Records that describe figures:
»»
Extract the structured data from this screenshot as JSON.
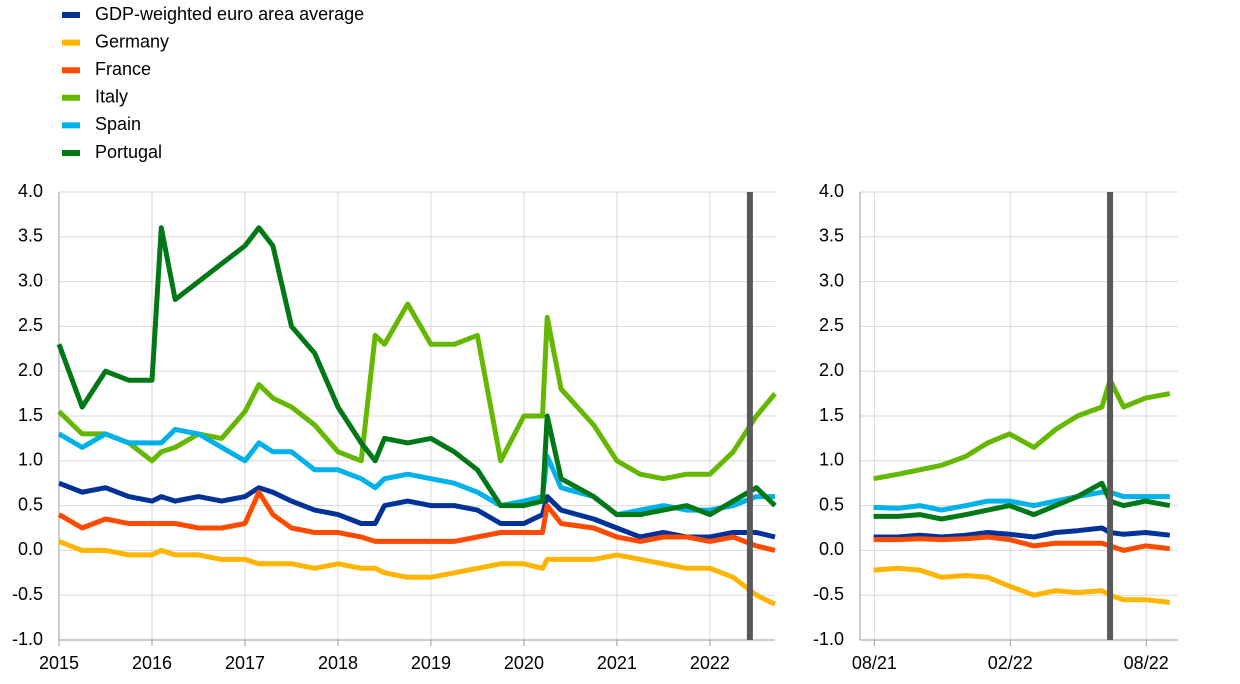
{
  "chart_data": [
    {
      "type": "line",
      "x": [
        2015,
        2015.25,
        2015.5,
        2015.75,
        2016,
        2016.1,
        2016.25,
        2016.5,
        2016.75,
        2017,
        2017.15,
        2017.3,
        2017.5,
        2017.75,
        2018,
        2018.25,
        2018.4,
        2018.5,
        2018.75,
        2019,
        2019.25,
        2019.5,
        2019.75,
        2020,
        2020.2,
        2020.25,
        2020.4,
        2020.75,
        2021,
        2021.25,
        2021.5,
        2021.75,
        2022,
        2022.25,
        2022.5,
        2022.7
      ],
      "xlim": [
        2015,
        2022.7
      ],
      "xticks": [
        2015,
        2016,
        2017,
        2018,
        2019,
        2020,
        2021,
        2022
      ],
      "ylim": [
        -1,
        4
      ],
      "yticks": [
        {
          "value": -1,
          "label": "-1.0"
        },
        -0.5,
        {
          "value": 0,
          "label": "0.0"
        },
        0.5,
        {
          "value": 1,
          "label": "1.0"
        },
        1.5,
        {
          "value": 2,
          "label": "2.0"
        },
        2.5,
        {
          "value": 3,
          "label": "3.0"
        },
        3.5,
        {
          "value": 4,
          "label": "4.0"
        }
      ],
      "grid": true,
      "vline": 2022.43,
      "series": [
        {
          "name": "GDP-weighted euro area average",
          "color": "#003299",
          "values": [
            0.75,
            0.65,
            0.7,
            0.6,
            0.55,
            0.6,
            0.55,
            0.6,
            0.55,
            0.6,
            0.7,
            0.65,
            0.55,
            0.45,
            0.4,
            0.3,
            0.3,
            0.5,
            0.55,
            0.5,
            0.5,
            0.45,
            0.3,
            0.3,
            0.4,
            0.6,
            0.45,
            0.35,
            0.25,
            0.15,
            0.2,
            0.15,
            0.15,
            0.2,
            0.2,
            0.15
          ]
        },
        {
          "name": "Germany",
          "color": "#ffb400",
          "values": [
            0.1,
            0.0,
            0.0,
            -0.05,
            -0.05,
            0.0,
            -0.05,
            -0.05,
            -0.1,
            -0.1,
            -0.15,
            -0.15,
            -0.15,
            -0.2,
            -0.15,
            -0.2,
            -0.2,
            -0.25,
            -0.3,
            -0.3,
            -0.25,
            -0.2,
            -0.15,
            -0.15,
            -0.2,
            -0.1,
            -0.1,
            -0.1,
            -0.05,
            -0.1,
            -0.15,
            -0.2,
            -0.2,
            -0.3,
            -0.5,
            -0.6
          ]
        },
        {
          "name": "France",
          "color": "#ff4b00",
          "values": [
            0.4,
            0.25,
            0.35,
            0.3,
            0.3,
            0.3,
            0.3,
            0.25,
            0.25,
            0.3,
            0.65,
            0.4,
            0.25,
            0.2,
            0.2,
            0.15,
            0.1,
            0.1,
            0.1,
            0.1,
            0.1,
            0.15,
            0.2,
            0.2,
            0.2,
            0.5,
            0.3,
            0.25,
            0.15,
            0.1,
            0.15,
            0.15,
            0.1,
            0.15,
            0.05,
            0.0
          ]
        },
        {
          "name": "Italy",
          "color": "#65b800",
          "values": [
            1.55,
            1.3,
            1.3,
            1.2,
            1.0,
            1.1,
            1.15,
            1.3,
            1.25,
            1.55,
            1.85,
            1.7,
            1.6,
            1.4,
            1.1,
            1.0,
            2.4,
            2.3,
            2.75,
            2.3,
            2.3,
            2.4,
            1.0,
            1.5,
            1.5,
            2.6,
            1.8,
            1.4,
            1.0,
            0.85,
            0.8,
            0.85,
            0.85,
            1.1,
            1.5,
            1.75
          ]
        },
        {
          "name": "Spain",
          "color": "#00b1ea",
          "values": [
            1.3,
            1.15,
            1.3,
            1.2,
            1.2,
            1.2,
            1.35,
            1.3,
            1.15,
            1.0,
            1.2,
            1.1,
            1.1,
            0.9,
            0.9,
            0.8,
            0.7,
            0.8,
            0.85,
            0.8,
            0.75,
            0.65,
            0.5,
            0.55,
            0.6,
            1.05,
            0.7,
            0.6,
            0.4,
            0.45,
            0.5,
            0.45,
            0.45,
            0.5,
            0.6,
            0.6
          ]
        },
        {
          "name": "Portugal",
          "color": "#007816",
          "values": [
            2.3,
            1.6,
            2.0,
            1.9,
            1.9,
            3.6,
            2.8,
            3.0,
            3.2,
            3.4,
            3.6,
            3.4,
            2.5,
            2.2,
            1.6,
            1.2,
            1.0,
            1.25,
            1.2,
            1.25,
            1.1,
            0.9,
            0.5,
            0.5,
            0.55,
            1.5,
            0.8,
            0.6,
            0.4,
            0.4,
            0.45,
            0.5,
            0.4,
            0.55,
            0.7,
            0.5
          ]
        }
      ]
    },
    {
      "type": "line",
      "x": [
        2021.58,
        2021.67,
        2021.75,
        2021.83,
        2021.92,
        2022.0,
        2022.08,
        2022.17,
        2022.25,
        2022.33,
        2022.42,
        2022.45,
        2022.5,
        2022.58,
        2022.67
      ],
      "xlim": [
        2021.53,
        2022.7
      ],
      "xticks": [
        {
          "value": 2021.583,
          "label": "08/21"
        },
        {
          "value": 2022.083,
          "label": "02/22"
        },
        {
          "value": 2022.583,
          "label": "08/22"
        }
      ],
      "ylim": [
        -1,
        4
      ],
      "yticks": [
        {
          "value": -1,
          "label": "-1.0"
        },
        -0.5,
        {
          "value": 0,
          "label": "0.0"
        },
        0.5,
        {
          "value": 1,
          "label": "1.0"
        },
        1.5,
        {
          "value": 2,
          "label": "2.0"
        },
        2.5,
        {
          "value": 3,
          "label": "3.0"
        },
        3.5,
        {
          "value": 4,
          "label": "4.0"
        }
      ],
      "grid": true,
      "vline": 2022.45,
      "series": [
        {
          "color": "#003299",
          "values": [
            0.15,
            0.15,
            0.17,
            0.15,
            0.17,
            0.2,
            0.18,
            0.15,
            0.2,
            0.22,
            0.25,
            0.2,
            0.18,
            0.2,
            0.17
          ]
        },
        {
          "color": "#ffb400",
          "values": [
            -0.22,
            -0.2,
            -0.22,
            -0.3,
            -0.28,
            -0.3,
            -0.4,
            -0.5,
            -0.45,
            -0.47,
            -0.45,
            -0.5,
            -0.55,
            -0.55,
            -0.58
          ]
        },
        {
          "color": "#ff4b00",
          "values": [
            0.12,
            0.12,
            0.13,
            0.12,
            0.13,
            0.15,
            0.12,
            0.05,
            0.08,
            0.08,
            0.08,
            0.05,
            0.0,
            0.05,
            0.02
          ]
        },
        {
          "color": "#65b800",
          "values": [
            0.8,
            0.85,
            0.9,
            0.95,
            1.05,
            1.2,
            1.3,
            1.15,
            1.35,
            1.5,
            1.6,
            1.9,
            1.6,
            1.7,
            1.75
          ]
        },
        {
          "color": "#00b1ea",
          "values": [
            0.48,
            0.47,
            0.5,
            0.45,
            0.5,
            0.55,
            0.55,
            0.5,
            0.55,
            0.6,
            0.65,
            0.65,
            0.6,
            0.6,
            0.6
          ]
        },
        {
          "color": "#007816",
          "values": [
            0.38,
            0.38,
            0.4,
            0.35,
            0.4,
            0.45,
            0.5,
            0.4,
            0.5,
            0.6,
            0.75,
            0.55,
            0.5,
            0.55,
            0.5
          ]
        }
      ]
    }
  ]
}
««
Pull out all lines containing the word "name" from the entries above.

          "name": "GDP-weighted euro area average",
          "name": "Germany",
          "name": "France",
          "name": "Italy",
          "name": "Spain",
          "name": "Portugal",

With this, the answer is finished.